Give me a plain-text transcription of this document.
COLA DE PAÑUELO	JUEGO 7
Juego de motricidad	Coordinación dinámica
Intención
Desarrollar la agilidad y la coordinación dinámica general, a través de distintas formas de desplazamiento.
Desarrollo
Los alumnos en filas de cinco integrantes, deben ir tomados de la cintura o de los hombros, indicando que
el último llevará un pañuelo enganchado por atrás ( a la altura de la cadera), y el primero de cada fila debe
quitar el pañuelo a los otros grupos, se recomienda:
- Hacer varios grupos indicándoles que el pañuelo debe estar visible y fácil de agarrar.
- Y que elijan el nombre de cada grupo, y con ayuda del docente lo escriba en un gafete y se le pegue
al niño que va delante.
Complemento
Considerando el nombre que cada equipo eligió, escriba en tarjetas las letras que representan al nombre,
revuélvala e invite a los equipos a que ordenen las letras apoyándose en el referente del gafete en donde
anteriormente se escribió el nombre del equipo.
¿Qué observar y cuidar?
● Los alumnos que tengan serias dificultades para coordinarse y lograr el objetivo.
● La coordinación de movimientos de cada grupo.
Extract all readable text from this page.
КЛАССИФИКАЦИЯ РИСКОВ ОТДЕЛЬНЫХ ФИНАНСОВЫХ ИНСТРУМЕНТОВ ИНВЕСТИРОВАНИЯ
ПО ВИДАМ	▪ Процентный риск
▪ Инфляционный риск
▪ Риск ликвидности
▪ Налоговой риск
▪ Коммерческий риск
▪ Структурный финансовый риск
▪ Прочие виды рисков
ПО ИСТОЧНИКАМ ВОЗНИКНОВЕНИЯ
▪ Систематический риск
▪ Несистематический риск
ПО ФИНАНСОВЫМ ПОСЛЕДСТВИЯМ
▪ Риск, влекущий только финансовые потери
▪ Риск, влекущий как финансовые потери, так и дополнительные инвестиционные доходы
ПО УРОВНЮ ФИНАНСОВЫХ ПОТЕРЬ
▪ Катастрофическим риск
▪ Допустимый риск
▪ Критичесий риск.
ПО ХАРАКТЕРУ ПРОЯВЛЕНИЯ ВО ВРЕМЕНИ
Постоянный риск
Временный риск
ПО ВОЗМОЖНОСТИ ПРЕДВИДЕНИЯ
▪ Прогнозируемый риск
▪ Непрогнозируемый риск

----

** Request **
Read the data above and pull out each line that holds the string "влекущий".

** Finished task **
▪ Риск, влекущий только финансовые потери
▪ Риск, влекущий как финансовые потери, так и дополнительные инвестиционные доходы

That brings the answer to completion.